#### Your task
Please pull out every line that includes the string "text".
* BEGIN Data *
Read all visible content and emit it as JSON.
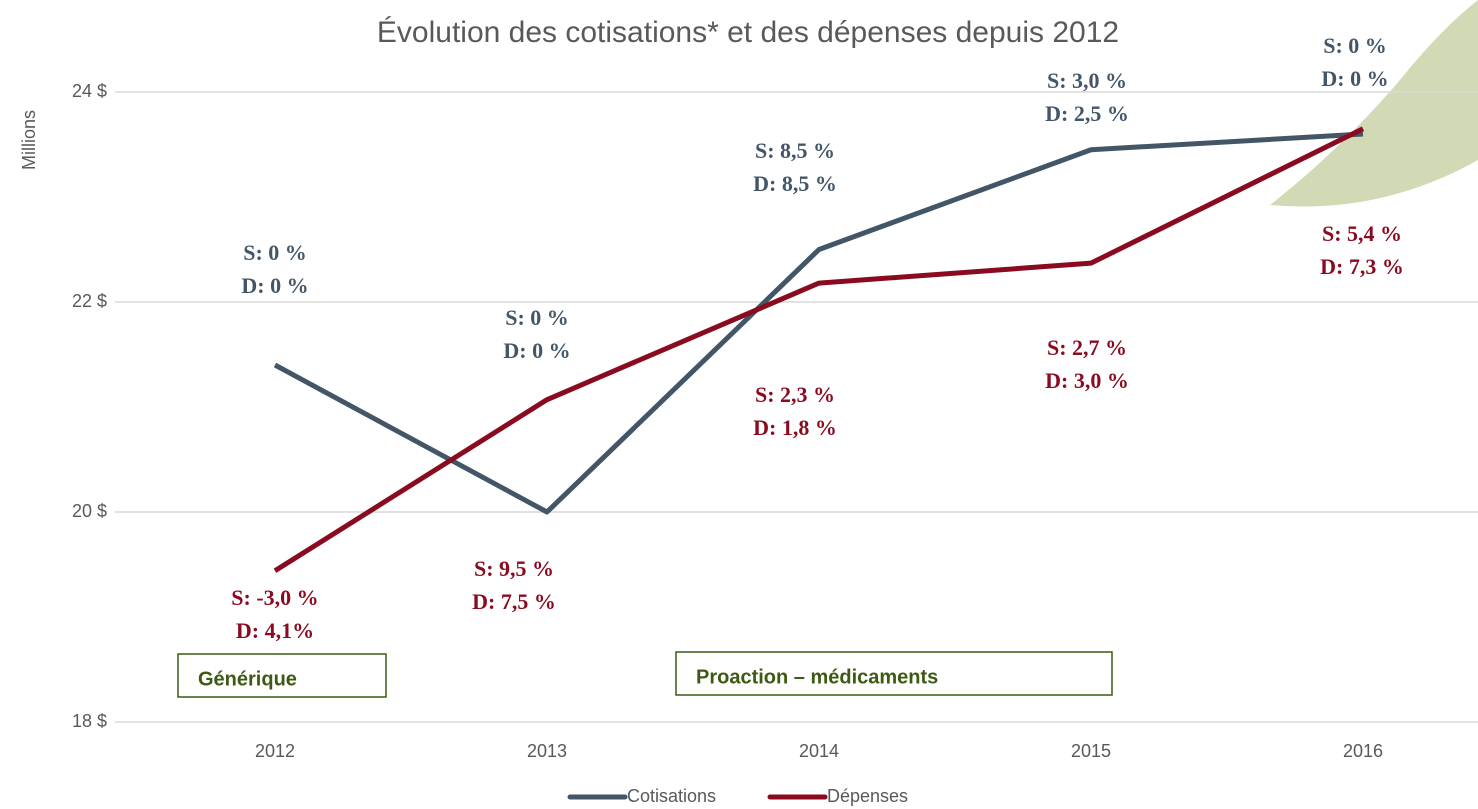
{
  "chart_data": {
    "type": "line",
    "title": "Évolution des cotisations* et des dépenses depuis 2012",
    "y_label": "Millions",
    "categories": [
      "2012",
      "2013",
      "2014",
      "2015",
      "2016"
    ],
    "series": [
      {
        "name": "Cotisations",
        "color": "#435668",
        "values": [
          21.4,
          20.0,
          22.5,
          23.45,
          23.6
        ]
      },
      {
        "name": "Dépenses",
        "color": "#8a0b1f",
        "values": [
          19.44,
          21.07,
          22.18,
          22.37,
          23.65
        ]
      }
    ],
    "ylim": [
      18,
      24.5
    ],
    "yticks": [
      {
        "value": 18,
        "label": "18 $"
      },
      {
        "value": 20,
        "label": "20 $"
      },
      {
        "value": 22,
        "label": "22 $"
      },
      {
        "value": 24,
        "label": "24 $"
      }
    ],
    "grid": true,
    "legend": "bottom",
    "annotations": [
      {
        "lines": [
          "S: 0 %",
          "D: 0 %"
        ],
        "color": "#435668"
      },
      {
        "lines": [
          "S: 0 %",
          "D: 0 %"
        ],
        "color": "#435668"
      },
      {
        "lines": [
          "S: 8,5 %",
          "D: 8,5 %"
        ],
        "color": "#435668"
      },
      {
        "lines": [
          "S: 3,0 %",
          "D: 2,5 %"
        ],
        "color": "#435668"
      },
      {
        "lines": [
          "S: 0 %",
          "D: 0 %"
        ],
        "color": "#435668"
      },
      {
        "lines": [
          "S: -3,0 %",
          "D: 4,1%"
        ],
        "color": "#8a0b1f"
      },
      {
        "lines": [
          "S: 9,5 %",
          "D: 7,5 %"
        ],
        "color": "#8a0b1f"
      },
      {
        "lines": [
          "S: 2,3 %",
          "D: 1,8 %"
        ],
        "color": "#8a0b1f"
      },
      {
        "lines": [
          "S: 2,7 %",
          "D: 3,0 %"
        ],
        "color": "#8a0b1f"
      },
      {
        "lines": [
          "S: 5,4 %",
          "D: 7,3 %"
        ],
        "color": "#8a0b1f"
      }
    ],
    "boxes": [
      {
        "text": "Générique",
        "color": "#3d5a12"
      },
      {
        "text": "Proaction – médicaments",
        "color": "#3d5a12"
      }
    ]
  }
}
* END Data *
#### Full answer
        "text": "Générique",
        "text": "Proaction – médicaments",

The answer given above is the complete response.